## Task prompt
Each record is to be transcribed exactly.

## Data entries

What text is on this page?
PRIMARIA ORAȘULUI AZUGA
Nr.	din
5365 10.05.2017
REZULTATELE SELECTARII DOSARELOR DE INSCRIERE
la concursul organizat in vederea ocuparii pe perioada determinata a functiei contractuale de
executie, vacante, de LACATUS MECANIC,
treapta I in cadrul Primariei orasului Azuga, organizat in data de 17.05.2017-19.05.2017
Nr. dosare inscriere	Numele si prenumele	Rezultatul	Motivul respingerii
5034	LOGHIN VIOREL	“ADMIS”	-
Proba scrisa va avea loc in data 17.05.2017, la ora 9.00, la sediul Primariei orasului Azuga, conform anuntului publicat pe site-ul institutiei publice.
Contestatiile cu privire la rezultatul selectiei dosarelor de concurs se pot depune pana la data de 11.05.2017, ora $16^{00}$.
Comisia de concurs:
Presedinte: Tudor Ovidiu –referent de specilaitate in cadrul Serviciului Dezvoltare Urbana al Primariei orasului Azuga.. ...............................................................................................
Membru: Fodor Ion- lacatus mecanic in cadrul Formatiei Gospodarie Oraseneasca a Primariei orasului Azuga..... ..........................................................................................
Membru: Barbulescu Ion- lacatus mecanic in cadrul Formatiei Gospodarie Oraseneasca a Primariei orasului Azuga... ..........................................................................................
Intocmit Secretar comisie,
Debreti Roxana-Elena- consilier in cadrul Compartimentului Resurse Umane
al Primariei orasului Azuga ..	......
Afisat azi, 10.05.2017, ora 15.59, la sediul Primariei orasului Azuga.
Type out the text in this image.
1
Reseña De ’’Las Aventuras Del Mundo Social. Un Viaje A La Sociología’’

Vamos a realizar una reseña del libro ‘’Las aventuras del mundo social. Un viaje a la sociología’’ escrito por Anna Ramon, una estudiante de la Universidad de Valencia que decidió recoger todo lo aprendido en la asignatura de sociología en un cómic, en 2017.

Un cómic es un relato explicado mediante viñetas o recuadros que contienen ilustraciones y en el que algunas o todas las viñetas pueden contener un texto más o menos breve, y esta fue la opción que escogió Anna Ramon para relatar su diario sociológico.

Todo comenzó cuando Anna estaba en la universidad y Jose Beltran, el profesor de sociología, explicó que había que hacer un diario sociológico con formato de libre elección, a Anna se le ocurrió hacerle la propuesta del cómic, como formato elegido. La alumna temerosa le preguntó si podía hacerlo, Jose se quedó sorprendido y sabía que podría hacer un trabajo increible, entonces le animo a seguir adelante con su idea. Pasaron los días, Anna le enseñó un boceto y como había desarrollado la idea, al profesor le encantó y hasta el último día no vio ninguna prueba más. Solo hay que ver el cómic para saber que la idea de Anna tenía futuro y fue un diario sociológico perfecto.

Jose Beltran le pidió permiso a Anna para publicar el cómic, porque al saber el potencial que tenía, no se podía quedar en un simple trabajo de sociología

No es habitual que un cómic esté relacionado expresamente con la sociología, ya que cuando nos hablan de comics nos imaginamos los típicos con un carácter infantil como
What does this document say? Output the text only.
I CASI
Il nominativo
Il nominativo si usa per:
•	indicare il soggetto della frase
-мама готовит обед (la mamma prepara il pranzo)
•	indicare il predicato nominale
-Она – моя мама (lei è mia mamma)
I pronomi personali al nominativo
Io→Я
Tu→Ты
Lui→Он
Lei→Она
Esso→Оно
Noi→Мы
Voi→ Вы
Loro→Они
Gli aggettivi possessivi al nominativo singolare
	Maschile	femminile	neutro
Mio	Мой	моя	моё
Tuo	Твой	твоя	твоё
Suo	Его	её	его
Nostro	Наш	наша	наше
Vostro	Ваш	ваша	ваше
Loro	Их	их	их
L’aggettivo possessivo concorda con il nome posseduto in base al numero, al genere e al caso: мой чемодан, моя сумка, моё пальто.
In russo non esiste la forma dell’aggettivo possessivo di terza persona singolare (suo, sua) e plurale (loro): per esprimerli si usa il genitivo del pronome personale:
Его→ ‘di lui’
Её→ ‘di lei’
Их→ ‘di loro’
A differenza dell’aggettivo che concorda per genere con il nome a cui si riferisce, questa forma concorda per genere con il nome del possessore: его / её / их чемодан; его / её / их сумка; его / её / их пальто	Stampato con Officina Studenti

## Result
What text is on this page?
PRIMARIA ORAȘULUI AZUGA
Nr.	din
5365 10.05.2017
REZULTATELE SELECTARII DOSARELOR DE INSCRIERE
la concursul organizat in vederea ocuparii pe perioada determinata a functiei contractuale de
executie, vacante, de LACATUS MECANIC,
treapta I in cadrul Primariei orasului Azuga, organizat in data de 17.05.2017-19.05.2017
Nr. dosare inscriere	Numele si prenumele	Rezultatul	Motivul respingerii
5034	LOGHIN VIOREL	“ADMIS”	-
Proba scrisa va avea loc in data 17.05.2017, la ora 9.00, la sediul Primariei orasului Azuga, conform anuntului publicat pe site-ul institutiei publice.
Contestatiile cu privire la rezultatul selectiei dosarelor de concurs se pot depune pana la data de 11.05.2017, ora $16^{00}$.
Comisia de concurs:
Presedinte: Tudor Ovidiu –referent de specilaitate in cadrul Serviciului Dezvoltare Urbana al Primariei orasului Azuga.. ...............................................................................................
Membru: Fodor Ion- lacatus mecanic in cadrul Formatiei Gospodarie Oraseneasca a Primariei orasului Azuga..... ..........................................................................................
Membru: Barbulescu Ion- lacatus mecanic in cadrul Formatiei Gospodarie Oraseneasca a Primariei orasului Azuga... ..........................................................................................
Intocmit Secretar comisie,
Debreti Roxana-Elena- consilier in cadrul Compartimentului Resurse Umane
al Primariei orasului Azuga ..	......
Afisat azi, 10.05.2017, ora 15.59, la sediul Primariei orasului Azuga.
Type out the text in this image.
1
Reseña De ’’Las Aventuras Del Mundo Social. Un Viaje A La Sociología’’

Vamos a realizar una reseña del libro ‘’Las aventuras del mundo social. Un viaje a la sociología’’ escrito por Anna Ramon, una estudiante de la Universidad de Valencia que decidió recoger todo lo aprendido en la asignatura de sociología en un cómic, en 2017.

Un cómic es un relato explicado mediante viñetas o recuadros que contienen ilustraciones y en el que algunas o todas las viñetas pueden contener un texto más o menos breve, y esta fue la opción que escogió Anna Ramon para relatar su diario sociológico.

Todo comenzó cuando Anna estaba en la universidad y Jose Beltran, el profesor de sociología, explicó que había que hacer un diario sociológico con formato de libre elección, a Anna se le ocurrió hacerle la propuesta del cómic, como formato elegido. La alumna temerosa le preguntó si podía hacerlo, Jose se quedó sorprendido y sabía que podría hacer un trabajo increible, entonces le animo a seguir adelante con su idea. Pasaron los días, Anna le enseñó un boceto y como había desarrollado la idea, al profesor le encantó y hasta el último día no vio ninguna prueba más. Solo hay que ver el cómic para saber que la idea de Anna tenía futuro y fue un diario sociológico perfecto.

Jose Beltran le pidió permiso a Anna para publicar el cómic, porque al saber el potencial que tenía, no se podía quedar en un simple trabajo de sociología

No es habitual que un cómic esté relacionado expresamente con la sociología, ya que cuando nos hablan de comics nos imaginamos los típicos con un carácter infantil como
What does this document say? Output the text only.
I CASI
Il nominativo
Il nominativo si usa per:
•	indicare il soggetto della frase
-мама готовит обед (la mamma prepara il pranzo)
•	indicare il predicato nominale
-Она – моя мама (lei è mia mamma)
I pronomi personali al nominativo
Io→Я
Tu→Ты
Lui→Он
Lei→Она
Esso→Оно
Noi→Мы
Voi→ Вы
Loro→Они
Gli aggettivi possessivi al nominativo singolare
	Maschile	femminile	neutro
Mio	Мой	моя	моё
Tuo	Твой	твоя	твоё
Suo	Его	её	его
Nostro	Наш	наша	наше
Vostro	Ваш	ваша	ваше
Loro	Их	их	их
L’aggettivo possessivo concorda con il nome posseduto in base al numero, al genere e al caso: мой чемодан, моя сумка, моё пальто.
In russo non esiste la forma dell’aggettivo possessivo di terza persona singolare (suo, sua) e plurale (loro): per esprimerli si usa il genitivo del pronome personale:
Его→ ‘di lui’
Её→ ‘di lei’
Их→ ‘di loro’
A differenza dell’aggettivo che concorda per genere con il nome a cui si riferisce, questa forma concorda per genere con il nome del possessore: его / её / их чемодан; его / её / их сумка; его / её / их пальто	Stampato con Officina Studenti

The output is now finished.